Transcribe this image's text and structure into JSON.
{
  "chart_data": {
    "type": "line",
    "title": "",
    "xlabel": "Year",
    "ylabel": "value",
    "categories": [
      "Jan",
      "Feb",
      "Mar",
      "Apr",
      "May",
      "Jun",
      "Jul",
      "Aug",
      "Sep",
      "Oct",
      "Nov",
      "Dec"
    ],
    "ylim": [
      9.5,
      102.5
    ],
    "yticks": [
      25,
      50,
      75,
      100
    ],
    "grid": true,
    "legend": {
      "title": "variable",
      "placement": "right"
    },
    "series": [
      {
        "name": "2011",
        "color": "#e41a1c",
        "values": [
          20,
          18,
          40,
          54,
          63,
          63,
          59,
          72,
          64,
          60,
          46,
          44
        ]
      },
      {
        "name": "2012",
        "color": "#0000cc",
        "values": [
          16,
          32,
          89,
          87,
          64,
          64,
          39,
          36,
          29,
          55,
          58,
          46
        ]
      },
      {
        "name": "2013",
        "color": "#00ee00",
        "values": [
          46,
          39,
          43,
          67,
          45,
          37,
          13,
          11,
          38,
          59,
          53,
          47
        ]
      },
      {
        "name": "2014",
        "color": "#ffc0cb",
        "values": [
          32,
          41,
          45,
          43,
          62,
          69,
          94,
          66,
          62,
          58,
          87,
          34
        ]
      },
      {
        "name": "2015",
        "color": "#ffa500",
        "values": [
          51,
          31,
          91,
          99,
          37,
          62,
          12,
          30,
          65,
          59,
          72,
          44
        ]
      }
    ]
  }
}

▬▬▬

# [SHORT PROBLEM]
Search the lines above for the string "color", then show every one that has it.

# [SOLUTION TO THE EXERCISE]
        "color": "#e41a1c",
        "color": "#0000cc",
        "color": "#00ee00",
        "color": "#ffc0cb",
        "color": "#ffa500",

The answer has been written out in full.